Raw records:
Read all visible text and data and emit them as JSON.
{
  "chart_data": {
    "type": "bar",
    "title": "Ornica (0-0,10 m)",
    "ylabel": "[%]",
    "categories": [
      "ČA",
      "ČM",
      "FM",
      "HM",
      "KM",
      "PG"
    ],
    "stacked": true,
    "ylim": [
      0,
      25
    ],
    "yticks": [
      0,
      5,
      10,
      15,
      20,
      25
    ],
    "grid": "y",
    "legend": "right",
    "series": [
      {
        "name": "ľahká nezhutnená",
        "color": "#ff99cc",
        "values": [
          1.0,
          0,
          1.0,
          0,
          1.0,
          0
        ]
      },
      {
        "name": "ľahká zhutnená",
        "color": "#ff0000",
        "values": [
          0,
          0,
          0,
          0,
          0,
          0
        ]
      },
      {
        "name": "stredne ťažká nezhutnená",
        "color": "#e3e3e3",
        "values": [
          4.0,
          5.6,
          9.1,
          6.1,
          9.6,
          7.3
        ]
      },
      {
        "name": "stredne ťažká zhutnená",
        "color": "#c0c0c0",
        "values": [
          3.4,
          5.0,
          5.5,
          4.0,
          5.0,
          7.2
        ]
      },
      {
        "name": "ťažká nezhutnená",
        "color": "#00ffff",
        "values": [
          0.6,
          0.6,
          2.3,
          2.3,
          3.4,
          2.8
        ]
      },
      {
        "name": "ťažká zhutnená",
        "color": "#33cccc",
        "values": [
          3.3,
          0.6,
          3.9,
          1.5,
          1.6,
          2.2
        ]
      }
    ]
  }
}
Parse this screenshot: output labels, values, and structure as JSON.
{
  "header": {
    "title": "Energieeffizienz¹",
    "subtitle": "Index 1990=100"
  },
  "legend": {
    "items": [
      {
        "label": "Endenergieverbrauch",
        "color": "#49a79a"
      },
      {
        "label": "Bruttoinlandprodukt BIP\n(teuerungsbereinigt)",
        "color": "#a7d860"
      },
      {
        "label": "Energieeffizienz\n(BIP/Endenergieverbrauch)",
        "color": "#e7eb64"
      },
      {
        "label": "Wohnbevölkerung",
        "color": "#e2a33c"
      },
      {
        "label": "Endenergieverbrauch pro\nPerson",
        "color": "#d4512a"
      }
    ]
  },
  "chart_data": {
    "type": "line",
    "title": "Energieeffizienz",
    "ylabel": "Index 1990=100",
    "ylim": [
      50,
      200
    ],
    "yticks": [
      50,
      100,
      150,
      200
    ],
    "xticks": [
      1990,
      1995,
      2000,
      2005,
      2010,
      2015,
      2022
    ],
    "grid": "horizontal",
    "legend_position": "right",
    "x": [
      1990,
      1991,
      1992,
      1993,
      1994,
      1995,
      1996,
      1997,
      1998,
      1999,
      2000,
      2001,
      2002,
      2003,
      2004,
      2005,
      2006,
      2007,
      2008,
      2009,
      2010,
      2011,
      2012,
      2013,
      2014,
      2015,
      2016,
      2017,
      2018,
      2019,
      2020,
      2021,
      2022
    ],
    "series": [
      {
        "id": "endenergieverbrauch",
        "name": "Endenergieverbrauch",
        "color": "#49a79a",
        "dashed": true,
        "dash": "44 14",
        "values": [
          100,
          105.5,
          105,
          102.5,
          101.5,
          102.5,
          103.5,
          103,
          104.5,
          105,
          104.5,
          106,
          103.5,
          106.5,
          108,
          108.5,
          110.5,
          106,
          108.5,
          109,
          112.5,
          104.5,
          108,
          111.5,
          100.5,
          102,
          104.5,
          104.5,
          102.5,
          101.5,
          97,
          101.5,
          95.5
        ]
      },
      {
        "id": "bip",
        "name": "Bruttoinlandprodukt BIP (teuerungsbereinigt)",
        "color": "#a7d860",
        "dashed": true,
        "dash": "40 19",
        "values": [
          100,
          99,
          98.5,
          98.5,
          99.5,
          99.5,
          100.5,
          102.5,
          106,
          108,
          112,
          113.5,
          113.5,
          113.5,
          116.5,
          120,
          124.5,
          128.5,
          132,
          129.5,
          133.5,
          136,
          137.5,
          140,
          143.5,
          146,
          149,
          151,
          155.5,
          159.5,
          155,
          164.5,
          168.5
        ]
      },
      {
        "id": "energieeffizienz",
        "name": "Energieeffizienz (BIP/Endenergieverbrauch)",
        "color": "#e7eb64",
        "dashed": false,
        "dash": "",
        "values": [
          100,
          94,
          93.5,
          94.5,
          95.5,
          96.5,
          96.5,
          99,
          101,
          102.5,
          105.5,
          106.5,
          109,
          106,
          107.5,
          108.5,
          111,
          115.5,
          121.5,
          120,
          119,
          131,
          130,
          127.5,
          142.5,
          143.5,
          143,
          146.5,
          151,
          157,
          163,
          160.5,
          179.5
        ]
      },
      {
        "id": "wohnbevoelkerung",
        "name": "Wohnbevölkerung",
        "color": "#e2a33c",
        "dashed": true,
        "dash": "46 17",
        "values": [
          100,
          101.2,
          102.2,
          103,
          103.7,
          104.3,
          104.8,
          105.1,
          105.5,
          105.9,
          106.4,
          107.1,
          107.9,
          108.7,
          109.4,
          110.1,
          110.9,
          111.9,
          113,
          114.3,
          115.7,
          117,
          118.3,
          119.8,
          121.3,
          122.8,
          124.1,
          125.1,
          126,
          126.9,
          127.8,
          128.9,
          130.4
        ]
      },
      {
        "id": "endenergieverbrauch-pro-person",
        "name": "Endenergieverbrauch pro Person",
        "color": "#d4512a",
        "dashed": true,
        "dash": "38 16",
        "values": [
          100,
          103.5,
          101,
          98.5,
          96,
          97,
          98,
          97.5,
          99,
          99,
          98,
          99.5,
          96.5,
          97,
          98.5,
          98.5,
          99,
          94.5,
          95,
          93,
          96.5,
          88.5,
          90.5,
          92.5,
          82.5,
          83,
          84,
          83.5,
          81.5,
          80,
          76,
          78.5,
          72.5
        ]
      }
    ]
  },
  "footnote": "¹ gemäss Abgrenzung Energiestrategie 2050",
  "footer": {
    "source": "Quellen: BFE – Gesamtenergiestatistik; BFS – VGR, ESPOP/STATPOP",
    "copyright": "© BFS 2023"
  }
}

Task objective:
Extract the complete listing verbatim.

Finished task:
Read all visible text and data and emit them as JSON.
{
  "chart_data": {
    "type": "bar",
    "title": "Ornica (0-0,10 m)",
    "ylabel": "[%]",
    "categories": [
      "ČA",
      "ČM",
      "FM",
      "HM",
      "KM",
      "PG"
    ],
    "stacked": true,
    "ylim": [
      0,
      25
    ],
    "yticks": [
      0,
      5,
      10,
      15,
      20,
      25
    ],
    "grid": "y",
    "legend": "right",
    "series": [
      {
        "name": "ľahká nezhutnená",
        "color": "#ff99cc",
        "values": [
          1.0,
          0,
          1.0,
          0,
          1.0,
          0
        ]
      },
      {
        "name": "ľahká zhutnená",
        "color": "#ff0000",
        "values": [
          0,
          0,
          0,
          0,
          0,
          0
        ]
      },
      {
        "name": "stredne ťažká nezhutnená",
        "color": "#e3e3e3",
        "values": [
          4.0,
          5.6,
          9.1,
          6.1,
          9.6,
          7.3
        ]
      },
      {
        "name": "stredne ťažká zhutnená",
        "color": "#c0c0c0",
        "values": [
          3.4,
          5.0,
          5.5,
          4.0,
          5.0,
          7.2
        ]
      },
      {
        "name": "ťažká nezhutnená",
        "color": "#00ffff",
        "values": [
          0.6,
          0.6,
          2.3,
          2.3,
          3.4,
          2.8
        ]
      },
      {
        "name": "ťažká zhutnená",
        "color": "#33cccc",
        "values": [
          3.3,
          0.6,
          3.9,
          1.5,
          1.6,
          2.2
        ]
      }
    ]
  }
}
Parse this screenshot: output labels, values, and structure as JSON.
{
  "header": {
    "title": "Energieeffizienz¹",
    "subtitle": "Index 1990=100"
  },
  "legend": {
    "items": [
      {
        "label": "Endenergieverbrauch",
        "color": "#49a79a"
      },
      {
        "label": "Bruttoinlandprodukt BIP\n(teuerungsbereinigt)",
        "color": "#a7d860"
      },
      {
        "label": "Energieeffizienz\n(BIP/Endenergieverbrauch)",
        "color": "#e7eb64"
      },
      {
        "label": "Wohnbevölkerung",
        "color": "#e2a33c"
      },
      {
        "label": "Endenergieverbrauch pro\nPerson",
        "color": "#d4512a"
      }
    ]
  },
  "chart_data": {
    "type": "line",
    "title": "Energieeffizienz",
    "ylabel": "Index 1990=100",
    "ylim": [
      50,
      200
    ],
    "yticks": [
      50,
      100,
      150,
      200
    ],
    "xticks": [
      1990,
      1995,
      2000,
      2005,
      2010,
      2015,
      2022
    ],
    "grid": "horizontal",
    "legend_position": "right",
    "x": [
      1990,
      1991,
      1992,
      1993,
      1994,
      1995,
      1996,
      1997,
      1998,
      1999,
      2000,
      2001,
      2002,
      2003,
      2004,
      2005,
      2006,
      2007,
      2008,
      2009,
      2010,
      2011,
      2012,
      2013,
      2014,
      2015,
      2016,
      2017,
      2018,
      2019,
      2020,
      2021,
      2022
    ],
    "series": [
      {
        "id": "endenergieverbrauch",
        "name": "Endenergieverbrauch",
        "color": "#49a79a",
        "dashed": true,
        "dash": "44 14",
        "values": [
          100,
          105.5,
          105,
          102.5,
          101.5,
          102.5,
          103.5,
          103,
          104.5,
          105,
          104.5,
          106,
          103.5,
          106.5,
          108,
          108.5,
          110.5,
          106,
          108.5,
          109,
          112.5,
          104.5,
          108,
          111.5,
          100.5,
          102,
          104.5,
          104.5,
          102.5,
          101.5,
          97,
          101.5,
          95.5
        ]
      },
      {
        "id": "bip",
        "name": "Bruttoinlandprodukt BIP (teuerungsbereinigt)",
        "color": "#a7d860",
        "dashed": true,
        "dash": "40 19",
        "values": [
          100,
          99,
          98.5,
          98.5,
          99.5,
          99.5,
          100.5,
          102.5,
          106,
          108,
          112,
          113.5,
          113.5,
          113.5,
          116.5,
          120,
          124.5,
          128.5,
          132,
          129.5,
          133.5,
          136,
          137.5,
          140,
          143.5,
          146,
          149,
          151,
          155.5,
          159.5,
          155,
          164.5,
          168.5
        ]
      },
      {
        "id": "energieeffizienz",
        "name": "Energieeffizienz (BIP/Endenergieverbrauch)",
        "color": "#e7eb64",
        "dashed": false,
        "dash": "",
        "values": [
          100,
          94,
          93.5,
          94.5,
          95.5,
          96.5,
          96.5,
          99,
          101,
          102.5,
          105.5,
          106.5,
          109,
          106,
          107.5,
          108.5,
          111,
          115.5,
          121.5,
          120,
          119,
          131,
          130,
          127.5,
          142.5,
          143.5,
          143,
          146.5,
          151,
          157,
          163,
          160.5,
          179.5
        ]
      },
      {
        "id": "wohnbevoelkerung",
        "name": "Wohnbevölkerung",
        "color": "#e2a33c",
        "dashed": true,
        "dash": "46 17",
        "values": [
          100,
          101.2,
          102.2,
          103,
          103.7,
          104.3,
          104.8,
          105.1,
          105.5,
          105.9,
          106.4,
          107.1,
          107.9,
          108.7,
          109.4,
          110.1,
          110.9,
          111.9,
          113,
          114.3,
          115.7,
          117,
          118.3,
          119.8,
          121.3,
          122.8,
          124.1,
          125.1,
          126,
          126.9,
          127.8,
          128.9,
          130.4
        ]
      },
      {
        "id": "endenergieverbrauch-pro-person",
        "name": "Endenergieverbrauch pro Person",
        "color": "#d4512a",
        "dashed": true,
        "dash": "38 16",
        "values": [
          100,
          103.5,
          101,
          98.5,
          96,
          97,
          98,
          97.5,
          99,
          99,
          98,
          99.5,
          96.5,
          97,
          98.5,
          98.5,
          99,
          94.5,
          95,
          93,
          96.5,
          88.5,
          90.5,
          92.5,
          82.5,
          83,
          84,
          83.5,
          81.5,
          80,
          76,
          78.5,
          72.5
        ]
      }
    ]
  },
  "footnote": "¹ gemäss Abgrenzung Energiestrategie 2050",
  "footer": {
    "source": "Quellen: BFE – Gesamtenergiestatistik; BFS – VGR, ESPOP/STATPOP",
    "copyright": "© BFS 2023"
  }
}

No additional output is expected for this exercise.